**Task to carry out:** Reproduce the listing below exactly. Pictures do not belong in the copy.
-- begin Input --
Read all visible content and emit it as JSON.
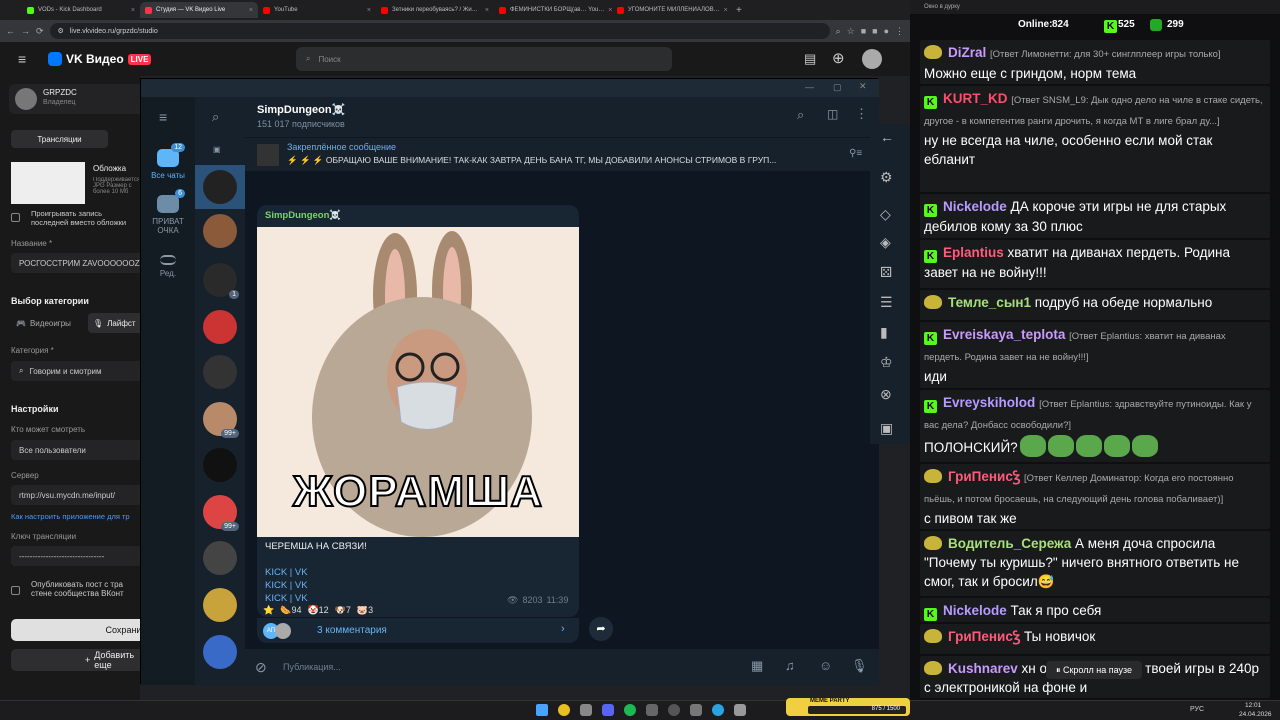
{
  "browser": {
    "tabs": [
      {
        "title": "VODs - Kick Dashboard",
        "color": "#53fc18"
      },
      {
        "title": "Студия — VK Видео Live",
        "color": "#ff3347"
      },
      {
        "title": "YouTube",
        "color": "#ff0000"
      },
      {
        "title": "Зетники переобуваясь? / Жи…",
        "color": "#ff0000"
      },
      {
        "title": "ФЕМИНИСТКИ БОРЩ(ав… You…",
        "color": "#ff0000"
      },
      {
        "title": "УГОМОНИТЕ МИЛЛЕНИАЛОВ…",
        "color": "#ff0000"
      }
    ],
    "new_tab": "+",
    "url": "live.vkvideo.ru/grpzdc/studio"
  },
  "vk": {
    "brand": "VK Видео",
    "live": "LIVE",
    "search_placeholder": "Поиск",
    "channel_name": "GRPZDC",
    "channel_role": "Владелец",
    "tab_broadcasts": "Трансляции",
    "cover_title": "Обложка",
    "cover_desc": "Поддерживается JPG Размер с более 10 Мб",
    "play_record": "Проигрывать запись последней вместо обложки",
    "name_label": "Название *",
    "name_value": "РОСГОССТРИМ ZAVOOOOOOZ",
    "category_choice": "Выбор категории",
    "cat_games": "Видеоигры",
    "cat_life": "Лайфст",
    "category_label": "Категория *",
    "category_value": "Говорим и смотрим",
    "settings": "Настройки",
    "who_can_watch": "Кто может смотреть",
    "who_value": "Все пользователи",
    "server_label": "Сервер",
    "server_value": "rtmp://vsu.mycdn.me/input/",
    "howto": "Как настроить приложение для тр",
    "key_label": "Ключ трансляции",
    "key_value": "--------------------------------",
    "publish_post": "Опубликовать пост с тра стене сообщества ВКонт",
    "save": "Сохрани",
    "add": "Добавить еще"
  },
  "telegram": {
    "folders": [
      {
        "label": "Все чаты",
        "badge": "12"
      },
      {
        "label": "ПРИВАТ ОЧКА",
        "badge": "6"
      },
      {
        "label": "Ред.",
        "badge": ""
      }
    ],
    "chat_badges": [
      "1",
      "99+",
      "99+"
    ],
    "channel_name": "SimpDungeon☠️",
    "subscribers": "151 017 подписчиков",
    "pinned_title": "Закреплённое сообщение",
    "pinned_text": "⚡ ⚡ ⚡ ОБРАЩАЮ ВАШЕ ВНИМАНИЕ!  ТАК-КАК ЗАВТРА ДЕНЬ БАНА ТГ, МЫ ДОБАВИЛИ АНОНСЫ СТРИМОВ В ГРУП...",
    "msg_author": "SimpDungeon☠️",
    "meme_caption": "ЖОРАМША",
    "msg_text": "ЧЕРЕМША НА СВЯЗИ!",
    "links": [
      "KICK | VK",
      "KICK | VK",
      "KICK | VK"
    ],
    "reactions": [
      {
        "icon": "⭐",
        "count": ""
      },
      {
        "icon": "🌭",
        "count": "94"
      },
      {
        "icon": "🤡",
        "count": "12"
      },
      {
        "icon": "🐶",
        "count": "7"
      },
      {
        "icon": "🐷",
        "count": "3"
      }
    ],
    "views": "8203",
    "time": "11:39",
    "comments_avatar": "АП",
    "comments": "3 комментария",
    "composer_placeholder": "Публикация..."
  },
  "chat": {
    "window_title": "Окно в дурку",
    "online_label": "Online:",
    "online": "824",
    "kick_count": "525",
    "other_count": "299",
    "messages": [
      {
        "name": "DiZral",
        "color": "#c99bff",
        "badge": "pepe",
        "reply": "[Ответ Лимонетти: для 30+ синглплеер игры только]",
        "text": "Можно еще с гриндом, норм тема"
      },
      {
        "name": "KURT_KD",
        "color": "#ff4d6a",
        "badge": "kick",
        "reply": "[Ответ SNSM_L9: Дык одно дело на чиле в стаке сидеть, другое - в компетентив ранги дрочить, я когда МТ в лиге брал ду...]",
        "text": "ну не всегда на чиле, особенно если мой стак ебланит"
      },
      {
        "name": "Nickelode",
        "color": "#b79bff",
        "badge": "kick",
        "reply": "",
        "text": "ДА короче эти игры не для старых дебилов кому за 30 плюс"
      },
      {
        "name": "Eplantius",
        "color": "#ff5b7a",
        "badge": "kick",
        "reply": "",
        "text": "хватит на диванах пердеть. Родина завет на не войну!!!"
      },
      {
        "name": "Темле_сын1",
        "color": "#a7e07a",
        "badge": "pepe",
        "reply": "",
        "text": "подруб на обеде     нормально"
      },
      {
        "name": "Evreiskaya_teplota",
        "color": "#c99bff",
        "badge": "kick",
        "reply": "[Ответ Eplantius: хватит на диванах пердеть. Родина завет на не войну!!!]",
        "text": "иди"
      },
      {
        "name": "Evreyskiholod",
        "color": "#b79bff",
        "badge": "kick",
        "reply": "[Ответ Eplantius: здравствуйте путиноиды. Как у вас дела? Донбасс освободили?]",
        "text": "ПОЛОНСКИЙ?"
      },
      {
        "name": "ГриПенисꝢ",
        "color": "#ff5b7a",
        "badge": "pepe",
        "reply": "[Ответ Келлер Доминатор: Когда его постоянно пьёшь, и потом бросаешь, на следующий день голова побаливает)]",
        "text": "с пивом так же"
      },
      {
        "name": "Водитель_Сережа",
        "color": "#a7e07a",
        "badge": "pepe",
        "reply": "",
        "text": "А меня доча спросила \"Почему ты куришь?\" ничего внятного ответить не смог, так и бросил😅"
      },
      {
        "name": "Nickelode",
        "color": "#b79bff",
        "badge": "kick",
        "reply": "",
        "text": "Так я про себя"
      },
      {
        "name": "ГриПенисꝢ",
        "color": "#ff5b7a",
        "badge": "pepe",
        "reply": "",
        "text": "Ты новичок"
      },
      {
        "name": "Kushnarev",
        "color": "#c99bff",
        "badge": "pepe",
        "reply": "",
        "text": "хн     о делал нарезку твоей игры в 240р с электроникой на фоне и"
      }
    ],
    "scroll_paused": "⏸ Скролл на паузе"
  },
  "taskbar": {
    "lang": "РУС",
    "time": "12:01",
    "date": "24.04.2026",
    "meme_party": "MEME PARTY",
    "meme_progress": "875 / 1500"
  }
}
-- end Input --
**Result of this exercise:**
Read all visible content and emit it as JSON.
{
  "browser": {
    "tabs": [
      {
        "title": "VODs - Kick Dashboard",
        "color": "#53fc18"
      },
      {
        "title": "Студия — VK Видео Live",
        "color": "#ff3347"
      },
      {
        "title": "YouTube",
        "color": "#ff0000"
      },
      {
        "title": "Зетники переобуваясь? / Жи…",
        "color": "#ff0000"
      },
      {
        "title": "ФЕМИНИСТКИ БОРЩ(ав… You…",
        "color": "#ff0000"
      },
      {
        "title": "УГОМОНИТЕ МИЛЛЕНИАЛОВ…",
        "color": "#ff0000"
      }
    ],
    "new_tab": "+",
    "url": "live.vkvideo.ru/grpzdc/studio"
  },
  "vk": {
    "brand": "VK Видео",
    "live": "LIVE",
    "search_placeholder": "Поиск",
    "channel_name": "GRPZDC",
    "channel_role": "Владелец",
    "tab_broadcasts": "Трансляции",
    "cover_title": "Обложка",
    "cover_desc": "Поддерживается JPG Размер с более 10 Мб",
    "play_record": "Проигрывать запись последней вместо обложки",
    "name_label": "Название *",
    "name_value": "РОСГОССТРИМ ZAVOOOOOOZ",
    "category_choice": "Выбор категории",
    "cat_games": "Видеоигры",
    "cat_life": "Лайфст",
    "category_label": "Категория *",
    "category_value": "Говорим и смотрим",
    "settings": "Настройки",
    "who_can_watch": "Кто может смотреть",
    "who_value": "Все пользователи",
    "server_label": "Сервер",
    "server_value": "rtmp://vsu.mycdn.me/input/",
    "howto": "Как настроить приложение для тр",
    "key_label": "Ключ трансляции",
    "key_value": "--------------------------------",
    "publish_post": "Опубликовать пост с тра стене сообщества ВКонт",
    "save": "Сохрани",
    "add": "Добавить еще"
  },
  "telegram": {
    "folders": [
      {
        "label": "Все чаты",
        "badge": "12"
      },
      {
        "label": "ПРИВАТ ОЧКА",
        "badge": "6"
      },
      {
        "label": "Ред.",
        "badge": ""
      }
    ],
    "chat_badges": [
      "1",
      "99+",
      "99+"
    ],
    "channel_name": "SimpDungeon☠️",
    "subscribers": "151 017 подписчиков",
    "pinned_title": "Закреплённое сообщение",
    "pinned_text": "⚡ ⚡ ⚡ ОБРАЩАЮ ВАШЕ ВНИМАНИЕ!  ТАК-КАК ЗАВТРА ДЕНЬ БАНА ТГ, МЫ ДОБАВИЛИ АНОНСЫ СТРИМОВ В ГРУП...",
    "msg_author": "SimpDungeon☠️",
    "meme_caption": "ЖОРАМША",
    "msg_text": "ЧЕРЕМША НА СВЯЗИ!",
    "links": [
      "KICK | VK",
      "KICK | VK",
      "KICK | VK"
    ],
    "reactions": [
      {
        "icon": "⭐",
        "count": ""
      },
      {
        "icon": "🌭",
        "count": "94"
      },
      {
        "icon": "🤡",
        "count": "12"
      },
      {
        "icon": "🐶",
        "count": "7"
      },
      {
        "icon": "🐷",
        "count": "3"
      }
    ],
    "views": "8203",
    "time": "11:39",
    "comments_avatar": "АП",
    "comments": "3 комментария",
    "composer_placeholder": "Публикация..."
  },
  "chat": {
    "window_title": "Окно в дурку",
    "online_label": "Online:",
    "online": "824",
    "kick_count": "525",
    "other_count": "299",
    "messages": [
      {
        "name": "DiZral",
        "color": "#c99bff",
        "badge": "pepe",
        "reply": "[Ответ Лимонетти: для 30+ синглплеер игры только]",
        "text": "Можно еще с гриндом, норм тема"
      },
      {
        "name": "KURT_KD",
        "color": "#ff4d6a",
        "badge": "kick",
        "reply": "[Ответ SNSM_L9: Дык одно дело на чиле в стаке сидеть, другое - в компетентив ранги дрочить, я когда МТ в лиге брал ду...]",
        "text": "ну не всегда на чиле, особенно если мой стак ебланит"
      },
      {
        "name": "Nickelode",
        "color": "#b79bff",
        "badge": "kick",
        "reply": "",
        "text": "ДА короче эти игры не для старых дебилов кому за 30 плюс"
      },
      {
        "name": "Eplantius",
        "color": "#ff5b7a",
        "badge": "kick",
        "reply": "",
        "text": "хватит на диванах пердеть. Родина завет на не войну!!!"
      },
      {
        "name": "Темле_сын1",
        "color": "#a7e07a",
        "badge": "pepe",
        "reply": "",
        "text": "подруб на обеде     нормально"
      },
      {
        "name": "Evreiskaya_teplota",
        "color": "#c99bff",
        "badge": "kick",
        "reply": "[Ответ Eplantius: хватит на диванах пердеть. Родина завет на не войну!!!]",
        "text": "иди"
      },
      {
        "name": "Evreyskiholod",
        "color": "#b79bff",
        "badge": "kick",
        "reply": "[Ответ Eplantius: здравствуйте путиноиды. Как у вас дела? Донбасс освободили?]",
        "text": "ПОЛОНСКИЙ?"
      },
      {
        "name": "ГриПенисꝢ",
        "color": "#ff5b7a",
        "badge": "pepe",
        "reply": "[Ответ Келлер Доминатор: Когда его постоянно пьёшь, и потом бросаешь, на следующий день голова побаливает)]",
        "text": "с пивом так же"
      },
      {
        "name": "Водитель_Сережа",
        "color": "#a7e07a",
        "badge": "pepe",
        "reply": "",
        "text": "А меня доча спросила \"Почему ты куришь?\" ничего внятного ответить не смог, так и бросил😅"
      },
      {
        "name": "Nickelode",
        "color": "#b79bff",
        "badge": "kick",
        "reply": "",
        "text": "Так я про себя"
      },
      {
        "name": "ГриПенисꝢ",
        "color": "#ff5b7a",
        "badge": "pepe",
        "reply": "",
        "text": "Ты новичок"
      },
      {
        "name": "Kushnarev",
        "color": "#c99bff",
        "badge": "pepe",
        "reply": "",
        "text": "хн     о делал нарезку твоей игры в 240р с электроникой на фоне и"
      }
    ],
    "scroll_paused": "⏸ Скролл на паузе"
  },
  "taskbar": {
    "lang": "РУС",
    "time": "12:01",
    "date": "24.04.2026",
    "meme_party": "MEME PARTY",
    "meme_progress": "875 / 1500"
  }
}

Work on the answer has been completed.